--- Begin ---
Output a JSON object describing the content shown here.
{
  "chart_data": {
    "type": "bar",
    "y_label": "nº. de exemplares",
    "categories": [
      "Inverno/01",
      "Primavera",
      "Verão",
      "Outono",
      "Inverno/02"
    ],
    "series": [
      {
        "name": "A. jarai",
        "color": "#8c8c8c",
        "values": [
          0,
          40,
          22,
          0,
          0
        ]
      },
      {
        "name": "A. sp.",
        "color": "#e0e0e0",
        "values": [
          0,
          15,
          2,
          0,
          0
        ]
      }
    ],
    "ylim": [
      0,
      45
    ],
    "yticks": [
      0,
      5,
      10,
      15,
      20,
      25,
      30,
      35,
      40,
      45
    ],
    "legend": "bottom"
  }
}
--- End ---
■ PROBLEM DETAILS:
Exactly as shown, repeat every record.

■ RESPONSE:
Output a JSON object describing the content shown here.
{
  "chart_data": {
    "type": "bar",
    "y_label": "nº. de exemplares",
    "categories": [
      "Inverno/01",
      "Primavera",
      "Verão",
      "Outono",
      "Inverno/02"
    ],
    "series": [
      {
        "name": "A. jarai",
        "color": "#8c8c8c",
        "values": [
          0,
          40,
          22,
          0,
          0
        ]
      },
      {
        "name": "A. sp.",
        "color": "#e0e0e0",
        "values": [
          0,
          15,
          2,
          0,
          0
        ]
      }
    ],
    "ylim": [
      0,
      45
    ],
    "yticks": [
      0,
      5,
      10,
      15,
      20,
      25,
      30,
      35,
      40,
      45
    ],
    "legend": "bottom"
  }
}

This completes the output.